* Exercise task: Extract all lines that hold the string "EHko".

* Record excerpts:
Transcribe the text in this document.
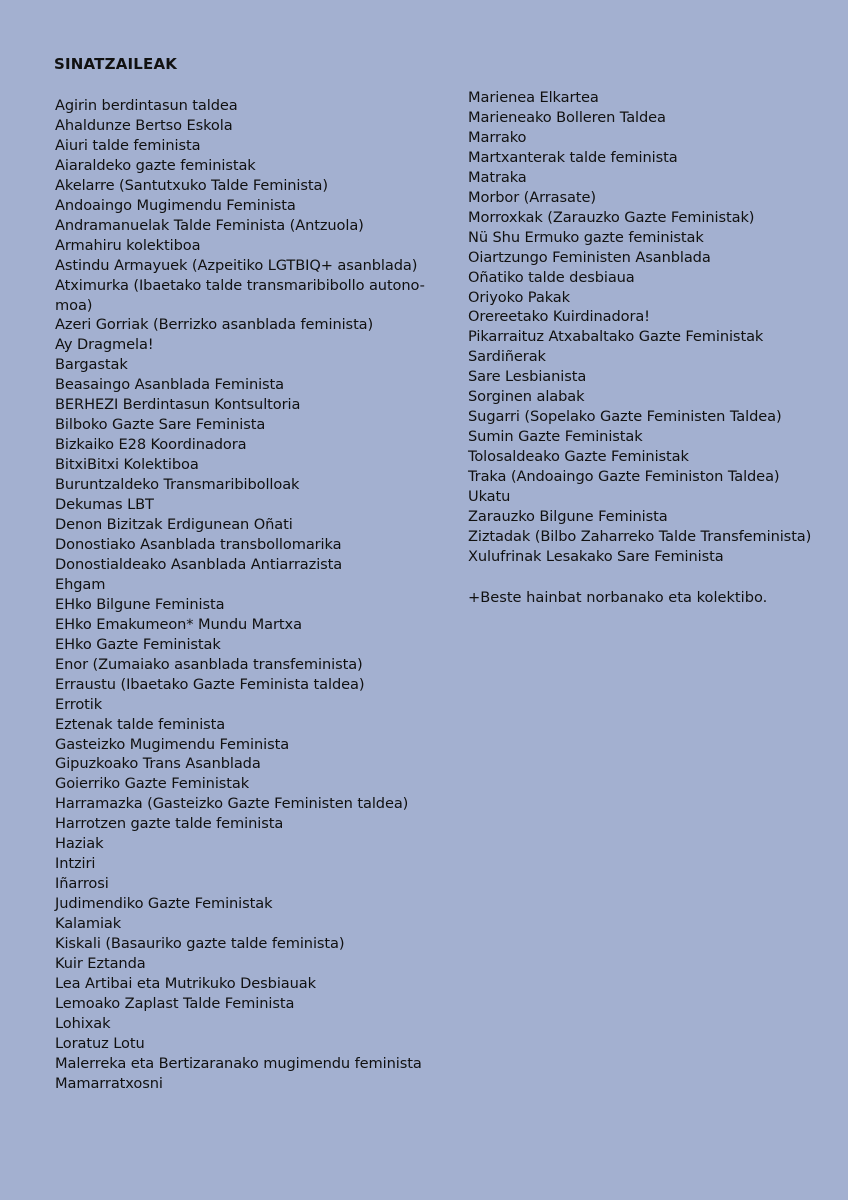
SINATZAILEAK
Agirin berdintasun taldea
Ahaldunze Bertso Eskola
Aiuri talde feminista
Aiaraldeko gazte feministak
Akelarre (Santutxuko Talde Feminista)
Andoaingo Mugimendu Feminista
Andramanuelak Talde Feminista (Antzuola)
Armahiru kolektiboa
Astindu Armayuek (Azpeitiko LGTBIQ+ asanblada)
Atximurka (Ibaetako talde transmaribibollo autono-
moa)
Azeri Gorriak (Berrizko asanblada feminista)
Ay Dragmela!
Bargastak
Beasaingo Asanblada Feminista
BERHEZI Berdintasun Kontsultoria
Bilboko Gazte Sare Feminista
Bizkaiko E28 Koordinadora
BitxiBitxi Kolektiboa
Buruntzaldeko Transmaribibolloak
Dekumas LBT
Denon Bizitzak Erdigunean Oñati
Donostiako Asanblada transbollomarika
Donostialdeako Asanblada Antiarrazista
Ehgam
EHko Bilgune Feminista
EHko Emakumeon* Mundu Martxa
EHko Gazte Feministak
Enor (Zumaiako asanblada transfeminista)
Erraustu (Ibaetako Gazte Feminista taldea)
Errotik
Eztenak talde feminista
Gasteizko Mugimendu Feminista
Gipuzkoako Trans Asanblada
Goierriko Gazte Feministak
Harramazka (Gasteizko Gazte Feministen taldea)
Harrotzen gazte talde feminista
Haziak
Intziri
Iñarrosi
Judimendiko Gazte Feministak
Kalamiak
Kiskali (Basauriko gazte talde feminista)
Kuir Eztanda
Lea Artibai eta Mutrikuko Desbiauak
Lemoako Zaplast Talde Feminista
Lohixak
Loratuz Lotu
Malerreka eta Bertizaranako mugimendu feminista
Mamarratxosni
Marienea Elkartea
Marieneako Bolleren Taldea
Marrako
Martxanterak talde feminista
Matraka
Morbor (Arrasate)
Morroxkak (Zarauzko Gazte Feministak)
Nü Shu Ermuko gazte feministak
Oiartzungo Feministen Asanblada
Oñatiko talde desbiaua
Oriyoko Pakak
Orereetako Kuirdinadora!
Pikarraituz Atxabaltako Gazte Feministak
Sardiñerak
Sare Lesbianista
Sorginen alabak
Sugarri (Sopelako Gazte Feministen Taldea)
Sumin Gazte Feministak
Tolosaldeako Gazte Feministak
Traka (Andoaingo Gazte Feministon Taldea)
Ukatu
Zarauzko Bilgune Feminista
Ziztadak (Bilbo Zaharreko Talde Transfeminista)
Xulufrinak Lesakako Sare Feminista

+Beste hainbat norbanako eta kolektibo.
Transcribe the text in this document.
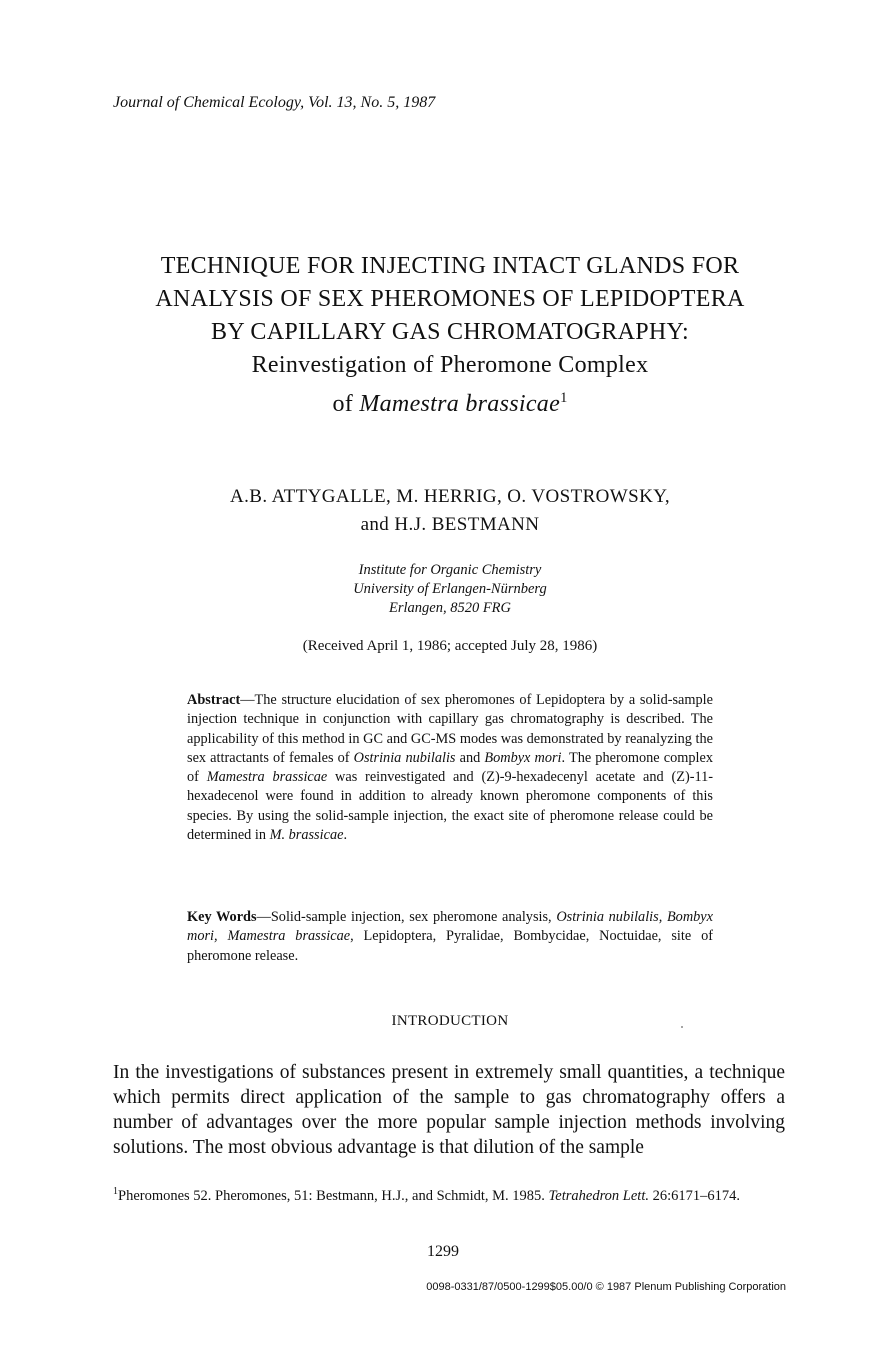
Journal of Chemical Ecology, Vol. 13, No. 5, 1987
TECHNIQUE FOR INJECTING INTACT GLANDS FOR
ANALYSIS OF SEX PHEROMONES OF LEPIDOPTERA
BY CAPILLARY GAS CHROMATOGRAPHY:
Reinvestigation of Pheromone Complex
of Mamestra brassicae$^1$
A.B. ATTYGALLE, M. HERRIG, O. VOSTROWSKY,
and H.J. BESTMANN
Institute for Organic Chemistry
University of Erlangen-Nürnberg
Erlangen, 8520 FRG
(Received April 1, 1986; accepted July 28, 1986)
Abstract—The structure elucidation of sex pheromones of Lepidoptera by a solid-sample injection technique in conjunction with capillary gas chromatography is described. The applicability of this method in GC and GC-MS modes was demonstrated by reanalyzing the sex attractants of females of Ostrinia nubilalis and Bombyx mori. The pheromone complex of Mamestra brassicae was reinvestigated and (Z)-9-hexadecenyl acetate and (Z)-11-hexadecenol were found in addition to already known pheromone components of this species. By using the solid-sample injection, the exact site of pheromone release could be determined in M. brassicae.
Key Words—Solid-sample injection, sex pheromone analysis, Ostrinia nubilalis, Bombyx mori, Mamestra brassicae, Lepidoptera, Pyralidae, Bombycidae, Noctuidae, site of pheromone release.
INTRODUCTION
In the investigations of substances present in extremely small quantities, a technique which permits direct application of the sample to gas chromatography offers a number of advantages over the more popular sample injection methods involving solutions. The most obvious advantage is that dilution of the sample
$^1$Pheromones 52. Pheromones, 51: Bestmann, H.J., and Schmidt, M. 1985. Tetrahedron Lett. 26:6171–6174.
1299
0098-0331/87/0500-1299$05.00/0 © 1987 Plenum Publishing Corporation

* Solved problem:
EHko Bilgune Feminista
EHko Emakumeon* Mundu Martxa
EHko Gazte Feministak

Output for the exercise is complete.